··· Listed entries ···

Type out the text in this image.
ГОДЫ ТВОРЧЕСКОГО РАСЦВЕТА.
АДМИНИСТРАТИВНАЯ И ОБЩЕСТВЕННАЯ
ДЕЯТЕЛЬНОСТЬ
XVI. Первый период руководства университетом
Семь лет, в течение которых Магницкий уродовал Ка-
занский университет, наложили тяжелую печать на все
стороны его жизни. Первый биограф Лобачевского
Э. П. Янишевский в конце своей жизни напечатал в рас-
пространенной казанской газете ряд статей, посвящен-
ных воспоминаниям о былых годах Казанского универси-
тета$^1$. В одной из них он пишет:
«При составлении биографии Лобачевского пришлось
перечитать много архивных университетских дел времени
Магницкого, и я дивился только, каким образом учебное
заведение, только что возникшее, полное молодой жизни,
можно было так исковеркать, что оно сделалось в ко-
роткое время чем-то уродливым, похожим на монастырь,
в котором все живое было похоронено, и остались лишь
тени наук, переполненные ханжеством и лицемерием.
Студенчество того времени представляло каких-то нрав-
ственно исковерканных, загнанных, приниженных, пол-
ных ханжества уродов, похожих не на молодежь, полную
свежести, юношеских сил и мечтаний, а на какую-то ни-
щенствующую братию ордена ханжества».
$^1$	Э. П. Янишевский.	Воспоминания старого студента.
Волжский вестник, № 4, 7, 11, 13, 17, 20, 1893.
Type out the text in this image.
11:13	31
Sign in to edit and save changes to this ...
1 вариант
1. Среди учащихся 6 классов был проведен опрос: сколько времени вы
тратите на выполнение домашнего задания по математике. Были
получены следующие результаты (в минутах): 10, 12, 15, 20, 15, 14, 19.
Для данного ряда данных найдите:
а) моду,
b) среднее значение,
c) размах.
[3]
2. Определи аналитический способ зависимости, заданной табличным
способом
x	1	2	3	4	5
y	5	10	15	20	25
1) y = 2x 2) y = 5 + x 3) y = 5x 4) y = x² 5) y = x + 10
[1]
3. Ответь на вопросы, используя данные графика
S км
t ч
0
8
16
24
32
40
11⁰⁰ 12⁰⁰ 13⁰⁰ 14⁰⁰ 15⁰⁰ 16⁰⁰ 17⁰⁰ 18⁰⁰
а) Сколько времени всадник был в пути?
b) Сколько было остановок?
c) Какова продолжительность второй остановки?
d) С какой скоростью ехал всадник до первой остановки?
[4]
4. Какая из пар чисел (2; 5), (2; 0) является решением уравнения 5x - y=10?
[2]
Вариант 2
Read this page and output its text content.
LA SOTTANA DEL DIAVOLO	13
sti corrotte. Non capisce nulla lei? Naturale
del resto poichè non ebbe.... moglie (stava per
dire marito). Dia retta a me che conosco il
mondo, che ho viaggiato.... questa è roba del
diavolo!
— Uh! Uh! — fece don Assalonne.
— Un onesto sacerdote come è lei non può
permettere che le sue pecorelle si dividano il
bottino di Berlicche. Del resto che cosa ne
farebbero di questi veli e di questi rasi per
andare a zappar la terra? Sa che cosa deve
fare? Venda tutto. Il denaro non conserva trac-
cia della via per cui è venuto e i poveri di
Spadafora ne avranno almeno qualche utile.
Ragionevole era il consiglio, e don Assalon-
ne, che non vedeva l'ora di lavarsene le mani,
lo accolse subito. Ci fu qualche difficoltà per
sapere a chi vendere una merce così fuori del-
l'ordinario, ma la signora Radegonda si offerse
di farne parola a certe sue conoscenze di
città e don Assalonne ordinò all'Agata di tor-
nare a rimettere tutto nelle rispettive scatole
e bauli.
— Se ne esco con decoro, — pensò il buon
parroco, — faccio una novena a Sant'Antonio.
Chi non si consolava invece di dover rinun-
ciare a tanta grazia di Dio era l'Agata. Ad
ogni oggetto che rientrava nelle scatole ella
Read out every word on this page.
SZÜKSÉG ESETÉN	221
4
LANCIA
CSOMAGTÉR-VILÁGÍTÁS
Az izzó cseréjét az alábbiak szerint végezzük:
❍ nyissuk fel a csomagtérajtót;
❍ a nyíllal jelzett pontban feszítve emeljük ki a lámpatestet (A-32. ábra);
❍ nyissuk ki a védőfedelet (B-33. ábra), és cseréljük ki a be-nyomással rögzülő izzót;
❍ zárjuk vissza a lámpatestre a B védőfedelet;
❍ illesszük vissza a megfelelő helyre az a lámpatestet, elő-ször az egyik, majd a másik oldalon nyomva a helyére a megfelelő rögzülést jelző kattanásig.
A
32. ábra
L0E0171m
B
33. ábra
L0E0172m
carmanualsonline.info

···

What the task asks:
Every line of the listing that holds "жизни" should be found and copied.

Response to this task:
стороны его жизни. Первый биограф Лобачевского
Э. П. Янишевский в конце своей жизни напечатал в рас-
заведение, только что возникшее, полное молодой жизни,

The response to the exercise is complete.